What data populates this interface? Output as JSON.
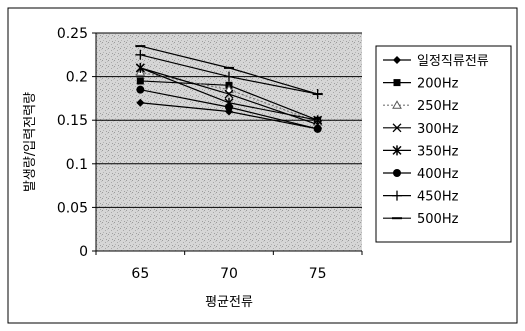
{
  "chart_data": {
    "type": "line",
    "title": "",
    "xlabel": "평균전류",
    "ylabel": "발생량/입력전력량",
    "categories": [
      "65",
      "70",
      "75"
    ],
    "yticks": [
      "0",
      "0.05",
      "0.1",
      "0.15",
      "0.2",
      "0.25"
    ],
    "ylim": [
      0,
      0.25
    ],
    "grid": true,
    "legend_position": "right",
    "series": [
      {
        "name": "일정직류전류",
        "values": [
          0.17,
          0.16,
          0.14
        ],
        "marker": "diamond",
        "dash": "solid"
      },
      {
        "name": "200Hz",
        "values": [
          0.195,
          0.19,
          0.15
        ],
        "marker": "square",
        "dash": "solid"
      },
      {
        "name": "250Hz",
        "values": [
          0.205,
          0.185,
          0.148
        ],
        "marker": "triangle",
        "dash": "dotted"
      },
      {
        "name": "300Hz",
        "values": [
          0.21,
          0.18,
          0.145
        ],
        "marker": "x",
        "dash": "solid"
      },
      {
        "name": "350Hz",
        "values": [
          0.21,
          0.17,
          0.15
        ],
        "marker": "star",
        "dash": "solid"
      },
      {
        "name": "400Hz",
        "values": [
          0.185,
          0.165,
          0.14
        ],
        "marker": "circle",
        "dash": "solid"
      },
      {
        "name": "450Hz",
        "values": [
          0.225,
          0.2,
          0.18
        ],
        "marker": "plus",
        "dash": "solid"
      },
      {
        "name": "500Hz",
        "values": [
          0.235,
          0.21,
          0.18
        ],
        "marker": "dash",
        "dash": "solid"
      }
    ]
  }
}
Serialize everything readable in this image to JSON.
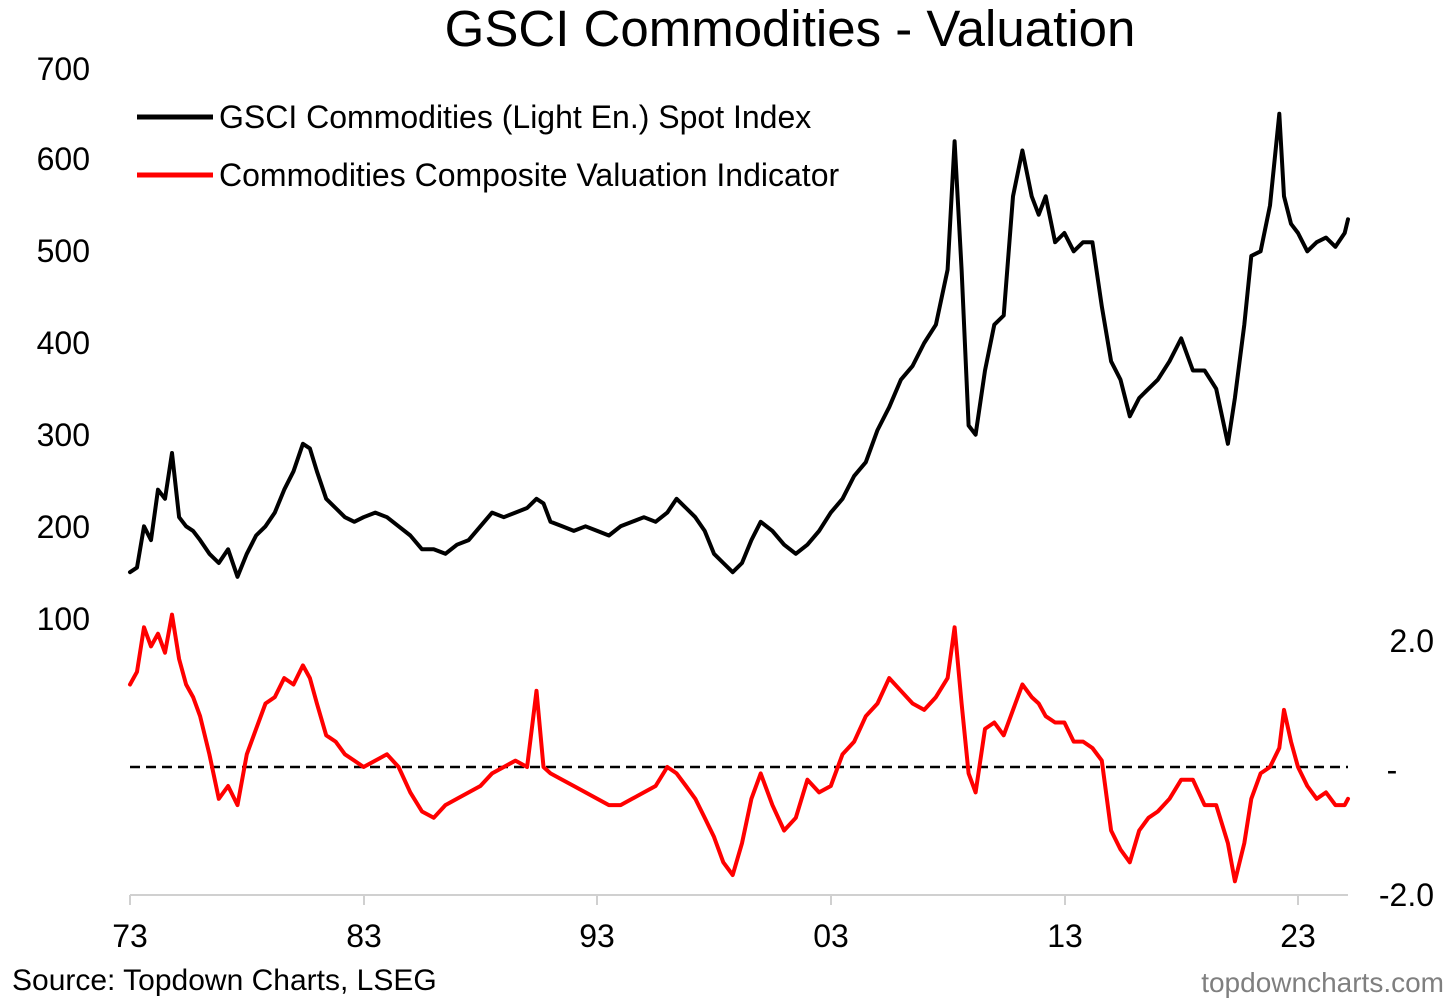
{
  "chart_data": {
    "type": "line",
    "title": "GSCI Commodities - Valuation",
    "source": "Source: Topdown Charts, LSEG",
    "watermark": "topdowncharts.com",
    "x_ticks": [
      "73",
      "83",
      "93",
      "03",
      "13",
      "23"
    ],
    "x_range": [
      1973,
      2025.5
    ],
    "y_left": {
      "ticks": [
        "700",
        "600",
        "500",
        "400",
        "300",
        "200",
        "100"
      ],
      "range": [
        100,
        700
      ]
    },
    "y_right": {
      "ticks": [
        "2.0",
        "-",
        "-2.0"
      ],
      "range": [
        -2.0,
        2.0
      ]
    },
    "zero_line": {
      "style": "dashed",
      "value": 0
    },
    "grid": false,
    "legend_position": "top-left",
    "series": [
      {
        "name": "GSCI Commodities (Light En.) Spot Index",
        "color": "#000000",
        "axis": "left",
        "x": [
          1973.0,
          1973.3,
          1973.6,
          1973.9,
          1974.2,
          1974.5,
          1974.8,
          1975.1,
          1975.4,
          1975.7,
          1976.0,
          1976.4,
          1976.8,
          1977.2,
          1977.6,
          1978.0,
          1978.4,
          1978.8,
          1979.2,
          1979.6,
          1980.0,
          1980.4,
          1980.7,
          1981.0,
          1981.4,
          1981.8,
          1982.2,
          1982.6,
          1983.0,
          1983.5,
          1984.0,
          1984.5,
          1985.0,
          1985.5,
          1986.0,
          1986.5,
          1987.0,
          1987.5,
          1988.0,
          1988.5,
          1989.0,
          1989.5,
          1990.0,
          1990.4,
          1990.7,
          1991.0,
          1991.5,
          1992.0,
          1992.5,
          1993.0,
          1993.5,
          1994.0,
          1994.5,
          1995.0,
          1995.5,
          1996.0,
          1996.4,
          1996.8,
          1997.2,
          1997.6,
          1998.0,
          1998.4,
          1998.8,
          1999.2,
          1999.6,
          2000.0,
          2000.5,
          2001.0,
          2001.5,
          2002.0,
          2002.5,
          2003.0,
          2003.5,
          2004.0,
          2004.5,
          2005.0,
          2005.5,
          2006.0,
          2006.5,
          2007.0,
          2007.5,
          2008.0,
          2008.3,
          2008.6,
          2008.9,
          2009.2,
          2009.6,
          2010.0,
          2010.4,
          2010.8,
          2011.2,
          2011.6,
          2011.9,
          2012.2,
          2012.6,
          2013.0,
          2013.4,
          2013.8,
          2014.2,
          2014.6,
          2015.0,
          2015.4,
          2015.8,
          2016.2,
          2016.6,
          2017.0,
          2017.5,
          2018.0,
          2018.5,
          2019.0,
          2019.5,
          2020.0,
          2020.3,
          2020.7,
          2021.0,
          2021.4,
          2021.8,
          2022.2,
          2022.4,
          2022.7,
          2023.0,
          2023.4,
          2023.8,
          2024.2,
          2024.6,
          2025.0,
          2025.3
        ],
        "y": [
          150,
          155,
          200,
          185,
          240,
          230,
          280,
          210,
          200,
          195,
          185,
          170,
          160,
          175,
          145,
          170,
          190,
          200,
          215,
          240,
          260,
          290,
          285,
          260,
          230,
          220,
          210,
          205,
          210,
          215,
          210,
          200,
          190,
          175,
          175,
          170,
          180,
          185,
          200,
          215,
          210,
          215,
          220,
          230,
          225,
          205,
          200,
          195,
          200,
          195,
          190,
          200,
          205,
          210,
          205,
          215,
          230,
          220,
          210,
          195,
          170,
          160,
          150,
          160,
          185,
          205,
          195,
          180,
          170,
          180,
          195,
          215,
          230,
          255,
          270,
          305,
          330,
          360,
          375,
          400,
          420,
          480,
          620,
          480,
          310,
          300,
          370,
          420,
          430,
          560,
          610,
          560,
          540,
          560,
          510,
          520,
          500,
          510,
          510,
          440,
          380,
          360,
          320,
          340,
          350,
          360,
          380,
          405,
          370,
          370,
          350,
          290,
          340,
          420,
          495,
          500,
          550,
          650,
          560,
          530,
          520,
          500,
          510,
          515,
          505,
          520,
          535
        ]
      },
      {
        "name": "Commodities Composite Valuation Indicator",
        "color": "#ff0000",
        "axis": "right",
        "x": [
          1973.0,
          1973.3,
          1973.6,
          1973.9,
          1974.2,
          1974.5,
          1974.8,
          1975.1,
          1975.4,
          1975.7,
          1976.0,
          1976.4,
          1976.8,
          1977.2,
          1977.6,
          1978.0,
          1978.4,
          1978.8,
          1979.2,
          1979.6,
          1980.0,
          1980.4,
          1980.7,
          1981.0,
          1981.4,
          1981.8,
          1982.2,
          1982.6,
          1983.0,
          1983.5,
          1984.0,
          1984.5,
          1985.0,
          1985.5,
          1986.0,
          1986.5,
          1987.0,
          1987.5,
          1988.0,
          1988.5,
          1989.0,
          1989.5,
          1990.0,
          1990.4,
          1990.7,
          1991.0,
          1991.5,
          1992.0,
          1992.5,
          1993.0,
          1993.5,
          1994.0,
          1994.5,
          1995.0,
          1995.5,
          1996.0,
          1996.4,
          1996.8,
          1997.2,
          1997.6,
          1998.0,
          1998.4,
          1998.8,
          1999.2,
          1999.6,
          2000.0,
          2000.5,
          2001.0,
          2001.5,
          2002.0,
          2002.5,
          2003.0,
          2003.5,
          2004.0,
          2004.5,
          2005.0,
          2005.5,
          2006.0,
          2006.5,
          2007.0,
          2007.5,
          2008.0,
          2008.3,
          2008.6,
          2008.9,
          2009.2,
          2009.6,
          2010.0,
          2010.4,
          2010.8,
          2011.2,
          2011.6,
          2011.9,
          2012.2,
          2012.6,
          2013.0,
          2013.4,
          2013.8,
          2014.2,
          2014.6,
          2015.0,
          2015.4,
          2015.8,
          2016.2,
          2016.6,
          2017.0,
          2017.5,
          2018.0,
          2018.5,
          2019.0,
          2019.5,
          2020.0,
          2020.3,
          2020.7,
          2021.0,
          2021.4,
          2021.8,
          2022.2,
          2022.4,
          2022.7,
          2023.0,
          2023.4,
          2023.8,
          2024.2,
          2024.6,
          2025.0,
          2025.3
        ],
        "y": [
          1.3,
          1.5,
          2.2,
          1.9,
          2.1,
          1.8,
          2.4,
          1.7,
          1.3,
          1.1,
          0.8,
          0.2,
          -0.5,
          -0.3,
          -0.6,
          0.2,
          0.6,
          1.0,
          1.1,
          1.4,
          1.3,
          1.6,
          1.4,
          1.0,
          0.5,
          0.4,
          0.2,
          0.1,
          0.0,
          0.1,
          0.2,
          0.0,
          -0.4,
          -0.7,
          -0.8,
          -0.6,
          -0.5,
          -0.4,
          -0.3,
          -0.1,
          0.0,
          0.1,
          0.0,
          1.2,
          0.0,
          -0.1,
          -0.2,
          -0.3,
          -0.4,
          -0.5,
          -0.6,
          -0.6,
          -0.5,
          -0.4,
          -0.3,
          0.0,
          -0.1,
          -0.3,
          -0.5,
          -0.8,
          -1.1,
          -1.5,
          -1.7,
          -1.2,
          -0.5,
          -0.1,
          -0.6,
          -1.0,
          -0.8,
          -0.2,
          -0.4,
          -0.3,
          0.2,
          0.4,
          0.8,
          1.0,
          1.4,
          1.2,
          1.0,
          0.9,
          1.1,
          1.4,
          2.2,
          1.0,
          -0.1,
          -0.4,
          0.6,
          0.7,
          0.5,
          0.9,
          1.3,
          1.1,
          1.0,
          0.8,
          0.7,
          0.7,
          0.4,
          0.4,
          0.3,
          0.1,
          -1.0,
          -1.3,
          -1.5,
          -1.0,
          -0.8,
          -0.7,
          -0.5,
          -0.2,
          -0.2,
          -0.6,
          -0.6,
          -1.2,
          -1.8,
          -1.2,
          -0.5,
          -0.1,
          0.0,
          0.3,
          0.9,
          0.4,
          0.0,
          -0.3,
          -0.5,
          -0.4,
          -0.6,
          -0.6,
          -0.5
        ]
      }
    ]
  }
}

* TASK REQUIREMENTS: Return every line of the preceding records in which the word "Commodities" appears.

* SOLVED PROBLEM:
    "title": "GSCI Commodities - Valuation",
        "name": "GSCI Commodities (Light En.) Spot Index",
        "name": "Commodities Composite Valuation Indicator",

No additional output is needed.